start Records for the task
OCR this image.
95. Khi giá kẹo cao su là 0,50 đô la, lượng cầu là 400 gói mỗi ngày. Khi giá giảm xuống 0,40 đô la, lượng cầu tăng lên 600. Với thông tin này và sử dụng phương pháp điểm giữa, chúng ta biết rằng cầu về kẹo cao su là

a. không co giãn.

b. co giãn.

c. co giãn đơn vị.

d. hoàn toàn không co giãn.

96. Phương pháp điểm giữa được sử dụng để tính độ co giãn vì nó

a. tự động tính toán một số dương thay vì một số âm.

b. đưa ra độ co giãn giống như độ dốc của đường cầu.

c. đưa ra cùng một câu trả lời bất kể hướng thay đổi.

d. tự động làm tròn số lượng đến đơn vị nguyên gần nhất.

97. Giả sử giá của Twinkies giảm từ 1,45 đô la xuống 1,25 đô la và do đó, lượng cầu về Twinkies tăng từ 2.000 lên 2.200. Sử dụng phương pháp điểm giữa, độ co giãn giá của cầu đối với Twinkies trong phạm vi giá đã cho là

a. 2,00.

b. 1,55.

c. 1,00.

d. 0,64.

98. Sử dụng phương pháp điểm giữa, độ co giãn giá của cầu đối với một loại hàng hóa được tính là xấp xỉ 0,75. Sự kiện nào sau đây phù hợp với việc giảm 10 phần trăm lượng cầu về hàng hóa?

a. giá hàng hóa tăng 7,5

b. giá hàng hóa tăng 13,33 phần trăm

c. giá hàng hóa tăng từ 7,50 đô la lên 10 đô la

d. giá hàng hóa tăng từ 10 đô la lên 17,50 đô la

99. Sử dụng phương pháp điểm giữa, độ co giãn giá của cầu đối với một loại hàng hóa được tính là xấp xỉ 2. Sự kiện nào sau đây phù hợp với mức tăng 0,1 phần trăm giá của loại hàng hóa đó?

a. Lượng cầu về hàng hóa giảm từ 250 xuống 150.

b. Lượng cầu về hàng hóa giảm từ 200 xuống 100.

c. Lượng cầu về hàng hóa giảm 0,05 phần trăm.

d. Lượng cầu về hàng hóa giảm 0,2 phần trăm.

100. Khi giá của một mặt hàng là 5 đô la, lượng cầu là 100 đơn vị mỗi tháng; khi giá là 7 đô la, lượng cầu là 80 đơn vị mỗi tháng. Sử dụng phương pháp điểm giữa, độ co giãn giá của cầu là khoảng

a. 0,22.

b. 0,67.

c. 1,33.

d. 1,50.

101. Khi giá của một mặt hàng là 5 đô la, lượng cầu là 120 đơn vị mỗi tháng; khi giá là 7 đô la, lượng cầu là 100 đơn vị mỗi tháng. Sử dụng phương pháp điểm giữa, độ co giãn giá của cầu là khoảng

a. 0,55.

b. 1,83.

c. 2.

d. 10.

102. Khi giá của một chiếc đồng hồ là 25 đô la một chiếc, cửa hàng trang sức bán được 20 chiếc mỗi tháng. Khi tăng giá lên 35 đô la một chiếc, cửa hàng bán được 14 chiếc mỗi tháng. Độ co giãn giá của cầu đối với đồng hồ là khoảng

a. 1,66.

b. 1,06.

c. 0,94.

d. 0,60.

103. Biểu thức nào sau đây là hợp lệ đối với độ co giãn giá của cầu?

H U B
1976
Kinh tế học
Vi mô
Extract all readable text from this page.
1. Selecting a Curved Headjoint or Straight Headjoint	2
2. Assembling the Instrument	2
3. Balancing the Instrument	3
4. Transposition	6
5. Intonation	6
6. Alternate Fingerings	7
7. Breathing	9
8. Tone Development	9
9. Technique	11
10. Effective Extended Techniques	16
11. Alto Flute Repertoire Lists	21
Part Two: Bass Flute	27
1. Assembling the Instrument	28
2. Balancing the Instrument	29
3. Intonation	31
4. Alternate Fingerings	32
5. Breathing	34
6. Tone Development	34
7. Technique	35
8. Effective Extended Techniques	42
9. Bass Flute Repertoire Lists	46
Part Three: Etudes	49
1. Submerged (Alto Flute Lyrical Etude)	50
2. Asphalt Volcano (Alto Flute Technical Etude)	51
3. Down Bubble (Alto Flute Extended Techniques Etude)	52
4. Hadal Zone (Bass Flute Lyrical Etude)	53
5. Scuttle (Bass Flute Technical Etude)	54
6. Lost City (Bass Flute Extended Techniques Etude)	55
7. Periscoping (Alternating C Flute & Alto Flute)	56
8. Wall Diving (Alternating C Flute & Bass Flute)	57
end Records for the task
Task requirements:
Output only the lines from the one holding "Extract all readable text from this page." through the last line above, exactly as they appear.

Output for this exercise:
Extract all readable text from this page.
1. Selecting a Curved Headjoint or Straight Headjoint	2
2. Assembling the Instrument	2
3. Balancing the Instrument	3
4. Transposition	6
5. Intonation	6
6. Alternate Fingerings	7
7. Breathing	9
8. Tone Development	9
9. Technique	11
10. Effective Extended Techniques	16
11. Alto Flute Repertoire Lists	21
Part Two: Bass Flute	27
1. Assembling the Instrument	28
2. Balancing the Instrument	29
3. Intonation	31
4. Alternate Fingerings	32
5. Breathing	34
6. Tone Development	34
7. Technique	35
8. Effective Extended Techniques	42
9. Bass Flute Repertoire Lists	46
Part Three: Etudes	49
1. Submerged (Alto Flute Lyrical Etude)	50
2. Asphalt Volcano (Alto Flute Technical Etude)	51
3. Down Bubble (Alto Flute Extended Techniques Etude)	52
4. Hadal Zone (Bass Flute Lyrical Etude)	53
5. Scuttle (Bass Flute Technical Etude)	54
6. Lost City (Bass Flute Extended Techniques Etude)	55
7. Periscoping (Alternating C Flute & Alto Flute)	56
8. Wall Diving (Alternating C Flute & Bass Flute)	57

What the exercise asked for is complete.